▶ [RECORDS FOR THIS TASK]

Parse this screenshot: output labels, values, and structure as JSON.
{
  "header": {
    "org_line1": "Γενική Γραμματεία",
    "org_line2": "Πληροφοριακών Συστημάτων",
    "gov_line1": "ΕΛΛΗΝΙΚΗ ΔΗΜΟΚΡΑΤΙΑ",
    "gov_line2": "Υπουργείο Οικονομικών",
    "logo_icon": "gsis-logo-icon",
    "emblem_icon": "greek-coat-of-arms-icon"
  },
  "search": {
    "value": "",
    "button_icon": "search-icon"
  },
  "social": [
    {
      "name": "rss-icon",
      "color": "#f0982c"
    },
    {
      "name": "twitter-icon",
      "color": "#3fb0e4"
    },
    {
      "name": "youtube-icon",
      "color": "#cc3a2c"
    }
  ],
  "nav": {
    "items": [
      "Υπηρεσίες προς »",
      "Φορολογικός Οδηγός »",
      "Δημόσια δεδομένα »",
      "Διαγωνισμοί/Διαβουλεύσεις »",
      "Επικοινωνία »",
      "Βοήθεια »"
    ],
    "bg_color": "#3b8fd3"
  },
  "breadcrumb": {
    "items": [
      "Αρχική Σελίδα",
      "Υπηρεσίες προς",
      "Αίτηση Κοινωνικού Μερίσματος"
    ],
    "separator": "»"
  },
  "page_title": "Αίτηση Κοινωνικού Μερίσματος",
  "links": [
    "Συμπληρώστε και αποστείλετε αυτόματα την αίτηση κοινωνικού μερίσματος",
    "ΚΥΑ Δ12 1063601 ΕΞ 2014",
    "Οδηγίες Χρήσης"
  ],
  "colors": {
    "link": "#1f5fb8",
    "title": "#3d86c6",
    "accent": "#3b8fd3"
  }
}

* * *

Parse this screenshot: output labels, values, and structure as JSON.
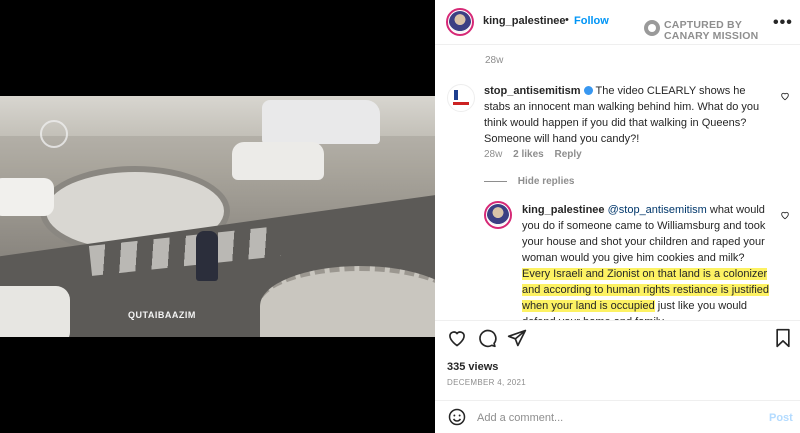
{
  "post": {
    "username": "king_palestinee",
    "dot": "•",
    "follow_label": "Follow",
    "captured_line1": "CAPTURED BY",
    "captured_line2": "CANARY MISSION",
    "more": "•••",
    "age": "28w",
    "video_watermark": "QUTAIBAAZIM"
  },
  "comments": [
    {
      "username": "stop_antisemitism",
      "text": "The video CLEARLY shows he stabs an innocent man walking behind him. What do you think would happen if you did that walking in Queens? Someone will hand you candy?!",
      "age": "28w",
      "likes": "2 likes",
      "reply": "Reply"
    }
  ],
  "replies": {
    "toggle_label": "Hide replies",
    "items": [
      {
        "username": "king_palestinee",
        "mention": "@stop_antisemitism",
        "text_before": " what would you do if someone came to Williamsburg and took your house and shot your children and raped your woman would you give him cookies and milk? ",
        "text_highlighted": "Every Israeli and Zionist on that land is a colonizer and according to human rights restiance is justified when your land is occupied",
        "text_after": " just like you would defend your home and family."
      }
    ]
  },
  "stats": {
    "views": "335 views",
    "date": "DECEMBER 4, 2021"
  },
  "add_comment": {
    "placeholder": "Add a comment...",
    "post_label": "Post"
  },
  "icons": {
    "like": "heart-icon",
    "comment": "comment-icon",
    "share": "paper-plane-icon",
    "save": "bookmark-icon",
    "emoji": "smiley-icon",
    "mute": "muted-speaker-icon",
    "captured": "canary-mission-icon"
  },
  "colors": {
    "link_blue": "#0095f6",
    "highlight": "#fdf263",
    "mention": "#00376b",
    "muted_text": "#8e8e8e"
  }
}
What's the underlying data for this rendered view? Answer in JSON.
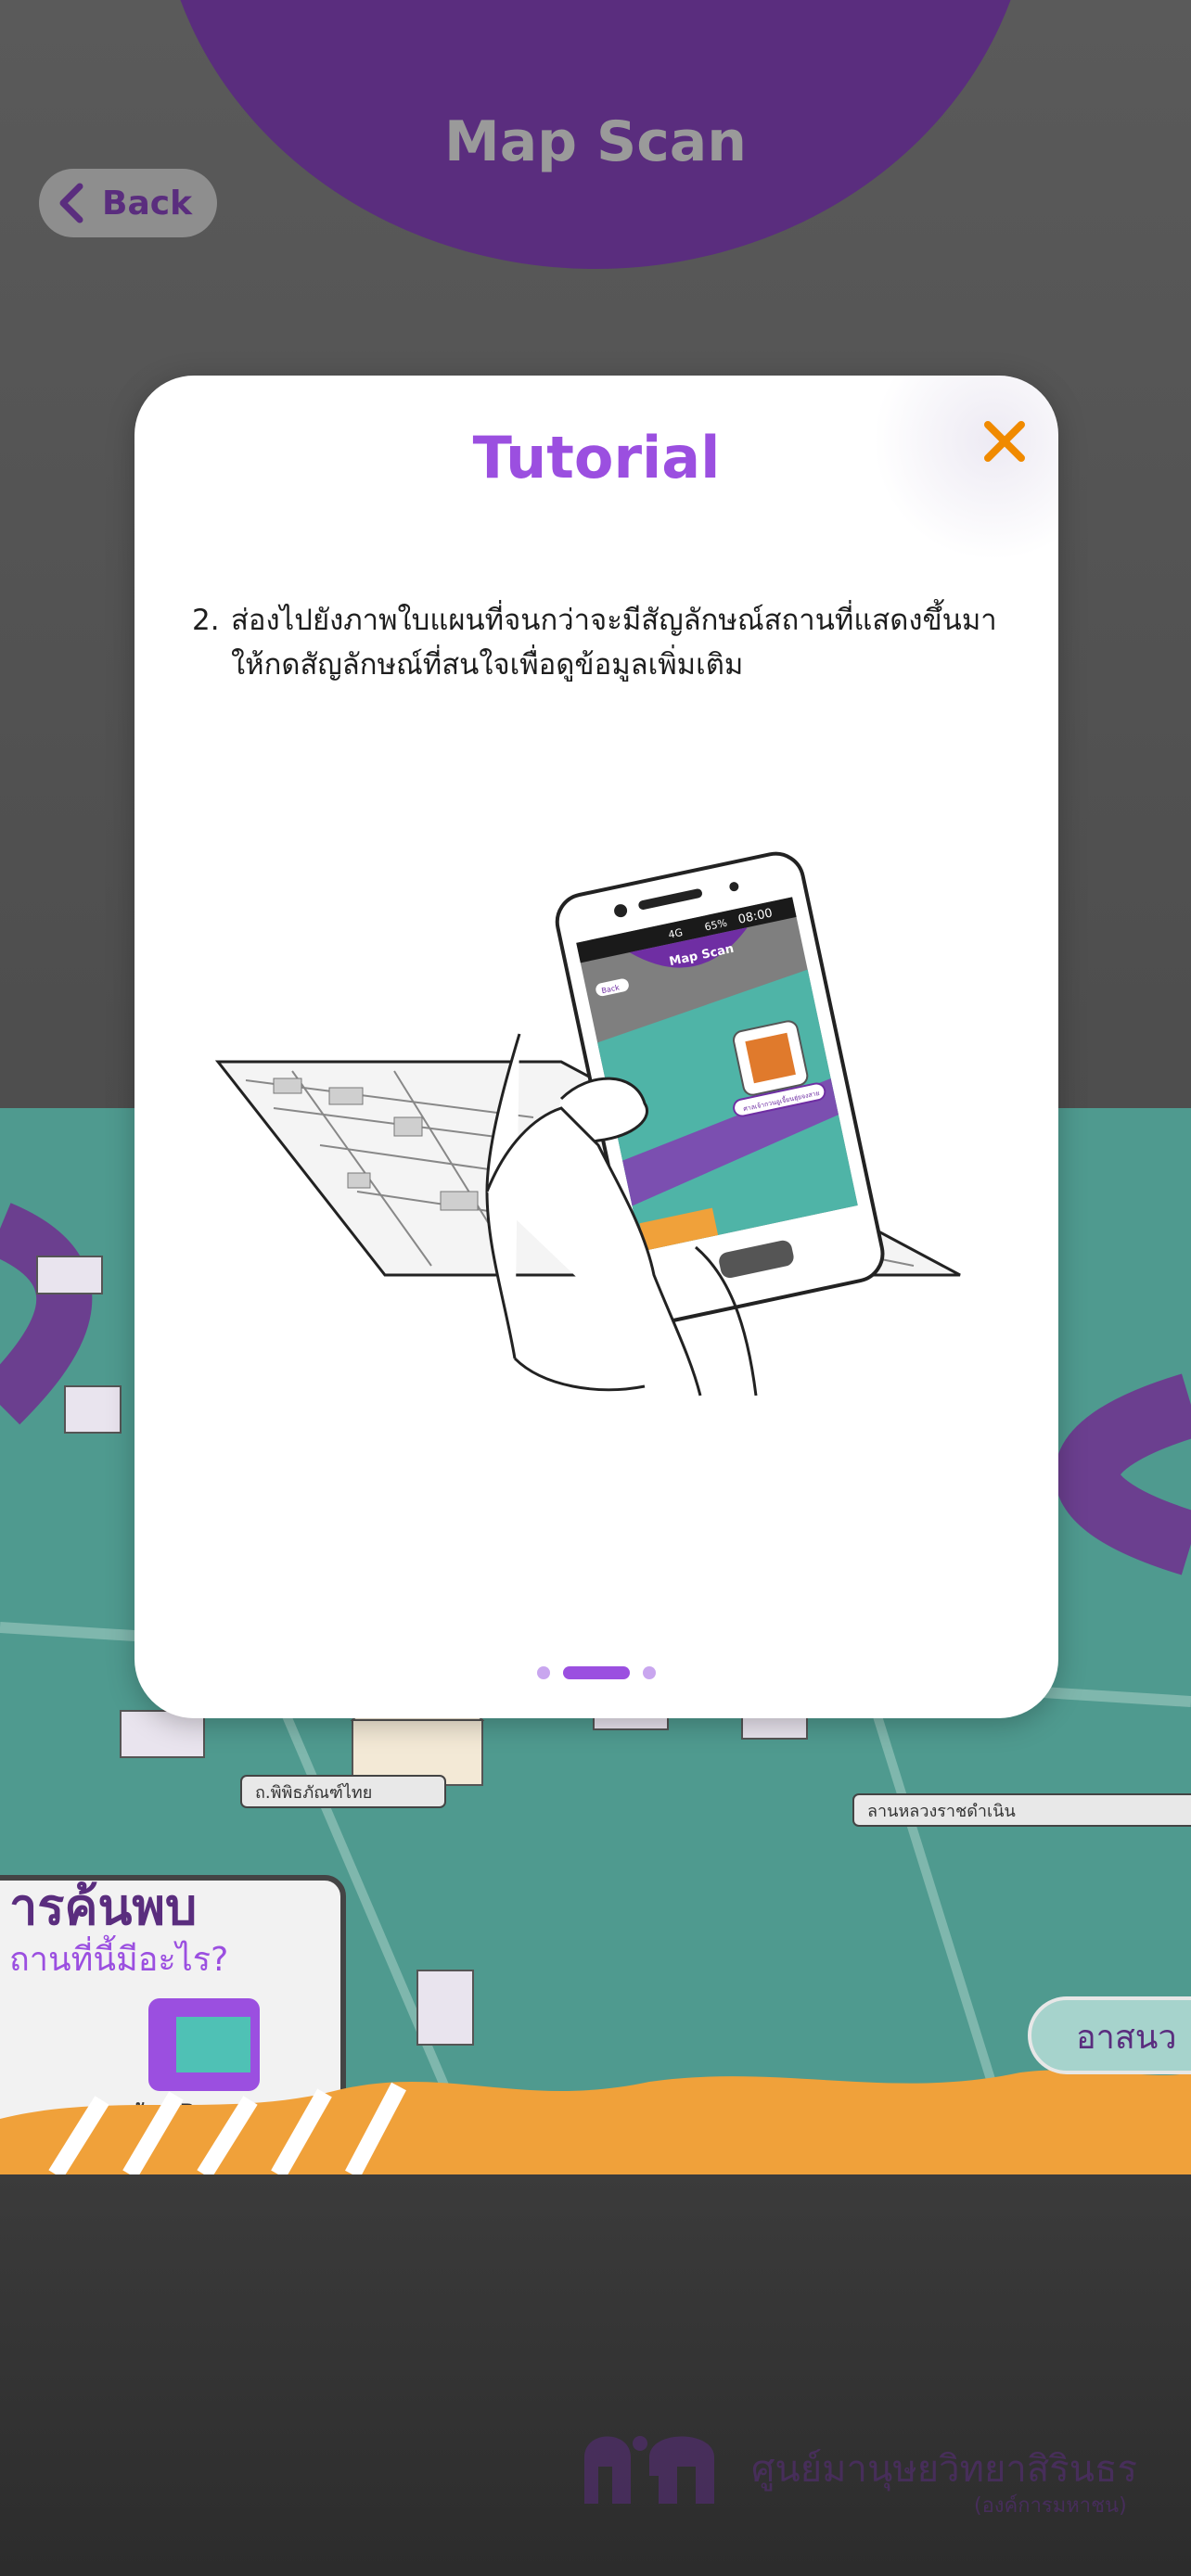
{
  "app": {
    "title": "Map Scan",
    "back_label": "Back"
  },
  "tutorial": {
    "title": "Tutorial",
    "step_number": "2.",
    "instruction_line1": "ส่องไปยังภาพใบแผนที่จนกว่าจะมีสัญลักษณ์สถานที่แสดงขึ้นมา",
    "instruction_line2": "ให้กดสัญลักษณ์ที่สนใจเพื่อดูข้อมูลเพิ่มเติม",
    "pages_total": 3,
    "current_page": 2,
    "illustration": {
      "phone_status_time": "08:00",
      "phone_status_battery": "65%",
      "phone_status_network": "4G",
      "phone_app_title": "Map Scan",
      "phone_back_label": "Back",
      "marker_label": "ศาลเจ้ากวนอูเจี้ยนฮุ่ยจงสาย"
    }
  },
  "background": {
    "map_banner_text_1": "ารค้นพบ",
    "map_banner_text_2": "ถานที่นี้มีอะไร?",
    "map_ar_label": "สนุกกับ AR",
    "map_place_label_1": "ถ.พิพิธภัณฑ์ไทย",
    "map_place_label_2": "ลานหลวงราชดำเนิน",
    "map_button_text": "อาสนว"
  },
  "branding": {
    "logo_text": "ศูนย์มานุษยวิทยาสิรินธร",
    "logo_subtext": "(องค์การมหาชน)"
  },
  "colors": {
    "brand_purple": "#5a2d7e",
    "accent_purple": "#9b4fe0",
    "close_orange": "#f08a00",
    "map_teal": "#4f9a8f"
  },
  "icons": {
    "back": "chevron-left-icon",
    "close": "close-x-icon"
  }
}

▶ [GIVEN EXERCISE] Copy each line of the records above that carries the word "username".

▶ [SOLUTION TO THIS PROBLEM]
    "username": "king_palestinee",
      "username": "stop_antisemitism",
        "username": "king_palestinee",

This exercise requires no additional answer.